Exercise prompt: Give every line back verbatim, dropping all images.

Task inputs:

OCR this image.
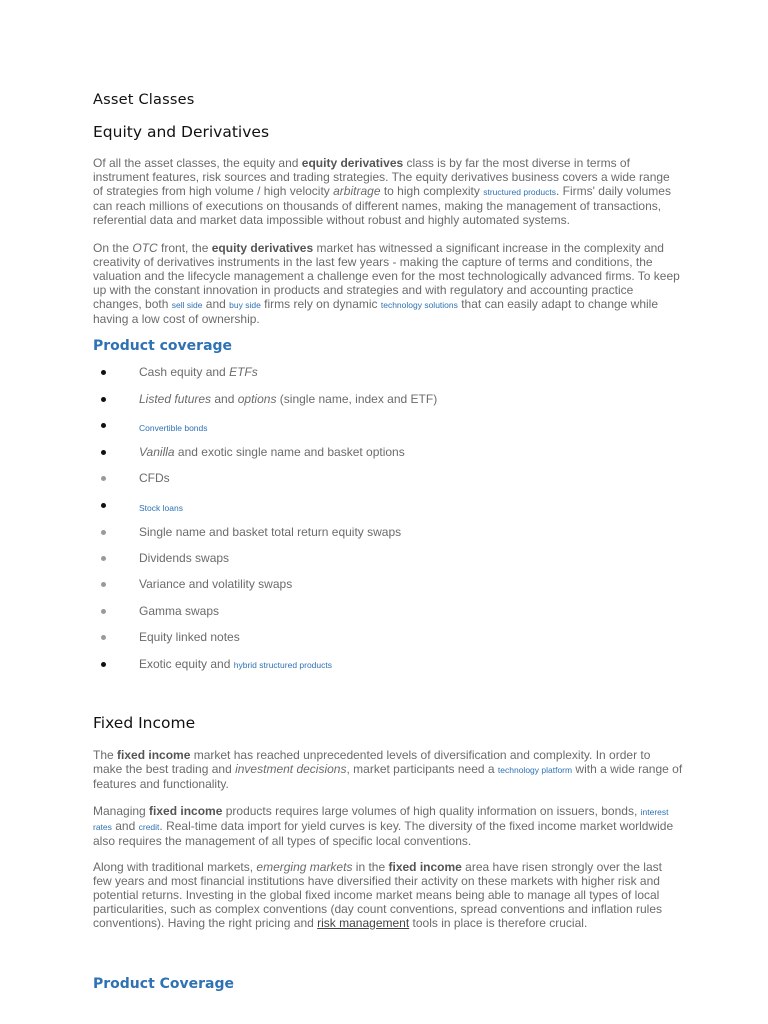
Asset Classes
Equity and Derivatives

Of all the asset classes, the equity and equity derivatives class is by far the most diverse in terms of instrument features, risk sources and trading strategies. The equity derivatives business covers a wide range of strategies from high volume / high velocity arbitrage to high complexity structured products. Firms' daily volumes can reach millions of executions on thousands of different names, making the management of transactions, referential data and market data impossible without robust and highly automated systems.

On the OTC front, the equity derivatives market has witnessed a significant increase in the complexity and creativity of derivatives instruments in the last few years - making the capture of terms and conditions, the valuation and the lifecycle management a challenge even for the most technologically advanced firms. To keep up with the constant innovation in products and strategies and with regulatory and accounting practice changes, both sell side and buy side firms rely on dynamic technology solutions that can easily adapt to change while having a low cost of ownership.

Product coverage
Cash equity and ETFs
Listed futures and options (single name, index and ETF)
Convertible bonds
Vanilla and exotic single name and basket options
CFDs
Stock loans
Single name and basket total return equity swaps
Dividends swaps
Variance and volatility swaps
Gamma swaps
Equity linked notes
Exotic equity and hybrid structured products
Fixed Income

The fixed income market has reached unprecedented levels of diversification and complexity. In order to make the best trading and investment decisions, market participants need a technology platform with a wide range of features and functionality.

Managing fixed income products requires large volumes of high quality information on issuers, bonds, interest rates and credit. Real-time data import for yield curves is key. The diversity of the fixed income market worldwide also requires the management of all types of specific local conventions.

Along with traditional markets, emerging markets in the fixed income area have risen strongly over the last few years and most financial institutions have diversified their activity on these markets with higher risk and potential returns. Investing in the global fixed income market means being able to manage all types of local particularities, such as complex conventions (day count conventions, spread conventions and inflation rules conventions). Having the right pricing and risk management tools in place is therefore crucial.

Product Coverage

Correct answer:
OCR this image.
Asset Classes
Equity and Derivatives

Of all the asset classes, the equity and equity derivatives class is by far the most diverse in terms of instrument features, risk sources and trading strategies. The equity derivatives business covers a wide range of strategies from high volume / high velocity arbitrage to high complexity structured products. Firms' daily volumes can reach millions of executions on thousands of different names, making the management of transactions, referential data and market data impossible without robust and highly automated systems.

On the OTC front, the equity derivatives market has witnessed a significant increase in the complexity and creativity of derivatives instruments in the last few years - making the capture of terms and conditions, the valuation and the lifecycle management a challenge even for the most technologically advanced firms. To keep up with the constant innovation in products and strategies and with regulatory and accounting practice changes, both sell side and buy side firms rely on dynamic technology solutions that can easily adapt to change while having a low cost of ownership.

Product coverage
Cash equity and ETFs
Listed futures and options (single name, index and ETF)
Convertible bonds
Vanilla and exotic single name and basket options
CFDs
Stock loans
Single name and basket total return equity swaps
Dividends swaps
Variance and volatility swaps
Gamma swaps
Equity linked notes
Exotic equity and hybrid structured products
Fixed Income

The fixed income market has reached unprecedented levels of diversification and complexity. In order to make the best trading and investment decisions, market participants need a technology platform with a wide range of features and functionality.

Managing fixed income products requires large volumes of high quality information on issuers, bonds, interest rates and credit. Real-time data import for yield curves is key. The diversity of the fixed income market worldwide also requires the management of all types of specific local conventions.

Along with traditional markets, emerging markets in the fixed income area have risen strongly over the last few years and most financial institutions have diversified their activity on these markets with higher risk and potential returns. Investing in the global fixed income market means being able to manage all types of local particularities, such as complex conventions (day count conventions, spread conventions and inflation rules conventions). Having the right pricing and risk management tools in place is therefore crucial.

Product Coverage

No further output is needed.